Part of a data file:
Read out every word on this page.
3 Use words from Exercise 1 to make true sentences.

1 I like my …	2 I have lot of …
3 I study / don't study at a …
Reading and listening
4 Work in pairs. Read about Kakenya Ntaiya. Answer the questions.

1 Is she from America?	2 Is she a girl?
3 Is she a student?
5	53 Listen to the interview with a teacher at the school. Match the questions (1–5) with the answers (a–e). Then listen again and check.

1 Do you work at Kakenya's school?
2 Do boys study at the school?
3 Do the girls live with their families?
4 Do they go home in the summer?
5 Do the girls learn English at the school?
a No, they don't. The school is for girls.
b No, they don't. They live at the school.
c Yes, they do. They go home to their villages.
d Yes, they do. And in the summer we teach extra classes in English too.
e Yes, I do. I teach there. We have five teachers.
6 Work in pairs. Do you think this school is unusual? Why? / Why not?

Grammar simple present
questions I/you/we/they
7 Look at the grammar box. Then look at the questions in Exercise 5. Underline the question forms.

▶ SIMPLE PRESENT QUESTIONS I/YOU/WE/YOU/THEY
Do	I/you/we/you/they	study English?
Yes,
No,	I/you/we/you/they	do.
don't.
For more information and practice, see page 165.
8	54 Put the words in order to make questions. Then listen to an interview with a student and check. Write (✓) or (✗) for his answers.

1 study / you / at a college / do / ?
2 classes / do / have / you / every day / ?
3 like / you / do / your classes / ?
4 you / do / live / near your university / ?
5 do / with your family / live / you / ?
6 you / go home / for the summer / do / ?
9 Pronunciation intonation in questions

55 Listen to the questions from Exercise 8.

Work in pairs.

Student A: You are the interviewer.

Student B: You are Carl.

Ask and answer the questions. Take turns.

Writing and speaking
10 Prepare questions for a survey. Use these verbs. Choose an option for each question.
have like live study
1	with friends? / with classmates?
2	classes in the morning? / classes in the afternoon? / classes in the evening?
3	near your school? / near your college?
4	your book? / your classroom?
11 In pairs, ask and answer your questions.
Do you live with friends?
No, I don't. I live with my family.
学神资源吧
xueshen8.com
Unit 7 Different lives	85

STATED PROBLEM: Return every line above that contains the word "friends".

RESULT FOR THIS TASK:
1	with friends? / with classmates?
Do you live with friends?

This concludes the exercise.